** Start of MATERIAL SUPPLIED **

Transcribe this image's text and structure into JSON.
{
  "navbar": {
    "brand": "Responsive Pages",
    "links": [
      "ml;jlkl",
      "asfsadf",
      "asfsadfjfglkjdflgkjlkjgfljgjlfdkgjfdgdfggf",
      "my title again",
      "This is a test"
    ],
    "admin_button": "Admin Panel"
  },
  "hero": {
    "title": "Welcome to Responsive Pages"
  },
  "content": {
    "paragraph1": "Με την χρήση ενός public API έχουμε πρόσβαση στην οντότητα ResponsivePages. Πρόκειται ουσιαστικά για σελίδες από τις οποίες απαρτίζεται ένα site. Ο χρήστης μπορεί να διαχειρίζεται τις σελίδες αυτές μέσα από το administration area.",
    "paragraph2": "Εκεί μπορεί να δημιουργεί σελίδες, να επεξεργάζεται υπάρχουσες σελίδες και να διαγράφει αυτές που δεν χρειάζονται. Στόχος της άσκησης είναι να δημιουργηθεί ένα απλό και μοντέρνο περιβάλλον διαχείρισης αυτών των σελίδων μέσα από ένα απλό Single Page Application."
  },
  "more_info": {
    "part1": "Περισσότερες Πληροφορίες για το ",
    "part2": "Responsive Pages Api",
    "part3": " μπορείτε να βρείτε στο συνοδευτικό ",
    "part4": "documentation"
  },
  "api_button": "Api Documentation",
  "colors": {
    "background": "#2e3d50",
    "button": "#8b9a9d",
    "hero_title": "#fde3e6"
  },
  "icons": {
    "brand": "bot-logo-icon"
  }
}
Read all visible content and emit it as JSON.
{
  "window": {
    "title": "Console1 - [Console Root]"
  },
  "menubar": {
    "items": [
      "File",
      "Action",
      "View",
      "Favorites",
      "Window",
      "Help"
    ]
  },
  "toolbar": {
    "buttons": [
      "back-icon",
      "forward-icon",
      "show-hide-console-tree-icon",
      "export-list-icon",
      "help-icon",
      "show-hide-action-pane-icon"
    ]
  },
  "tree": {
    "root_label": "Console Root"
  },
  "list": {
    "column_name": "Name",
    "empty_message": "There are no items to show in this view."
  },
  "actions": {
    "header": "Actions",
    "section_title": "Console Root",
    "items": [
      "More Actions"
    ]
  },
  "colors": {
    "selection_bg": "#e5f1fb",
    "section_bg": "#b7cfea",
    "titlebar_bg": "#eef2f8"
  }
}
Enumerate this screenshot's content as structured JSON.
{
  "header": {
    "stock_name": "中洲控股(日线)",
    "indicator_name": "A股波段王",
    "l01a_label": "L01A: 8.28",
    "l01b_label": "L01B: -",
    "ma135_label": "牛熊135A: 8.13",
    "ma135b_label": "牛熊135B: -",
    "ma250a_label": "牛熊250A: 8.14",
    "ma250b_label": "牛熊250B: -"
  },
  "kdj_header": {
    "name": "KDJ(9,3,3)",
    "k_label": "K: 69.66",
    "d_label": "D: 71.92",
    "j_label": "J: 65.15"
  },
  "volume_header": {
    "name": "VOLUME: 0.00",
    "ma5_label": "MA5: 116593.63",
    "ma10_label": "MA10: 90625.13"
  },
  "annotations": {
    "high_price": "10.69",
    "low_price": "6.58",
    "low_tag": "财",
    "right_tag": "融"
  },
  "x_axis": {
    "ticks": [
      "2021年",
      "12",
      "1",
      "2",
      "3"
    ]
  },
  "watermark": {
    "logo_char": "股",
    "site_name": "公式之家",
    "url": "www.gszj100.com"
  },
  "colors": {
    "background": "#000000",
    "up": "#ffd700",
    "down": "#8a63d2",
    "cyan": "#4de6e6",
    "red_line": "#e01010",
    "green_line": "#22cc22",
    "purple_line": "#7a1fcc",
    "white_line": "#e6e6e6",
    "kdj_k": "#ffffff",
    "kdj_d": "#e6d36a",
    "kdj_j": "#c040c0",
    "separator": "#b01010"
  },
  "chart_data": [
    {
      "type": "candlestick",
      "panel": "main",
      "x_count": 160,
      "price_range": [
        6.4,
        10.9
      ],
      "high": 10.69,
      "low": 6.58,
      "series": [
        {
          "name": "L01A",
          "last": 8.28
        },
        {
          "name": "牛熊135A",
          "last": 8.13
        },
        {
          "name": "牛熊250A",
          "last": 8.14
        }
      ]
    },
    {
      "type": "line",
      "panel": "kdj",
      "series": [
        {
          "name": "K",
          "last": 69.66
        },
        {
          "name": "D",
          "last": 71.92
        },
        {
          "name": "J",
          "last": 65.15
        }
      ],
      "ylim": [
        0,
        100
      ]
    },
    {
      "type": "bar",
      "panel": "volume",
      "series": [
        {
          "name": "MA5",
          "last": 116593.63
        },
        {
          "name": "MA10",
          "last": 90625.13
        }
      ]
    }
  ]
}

** End of MATERIAL SUPPLIED **

§ **WRITTEN REQUEST**
Scan the material and collect every line that contains "background".

§ **FINISHED ANSWER**
    "background": "#2e3d50",
    "background": "#000000",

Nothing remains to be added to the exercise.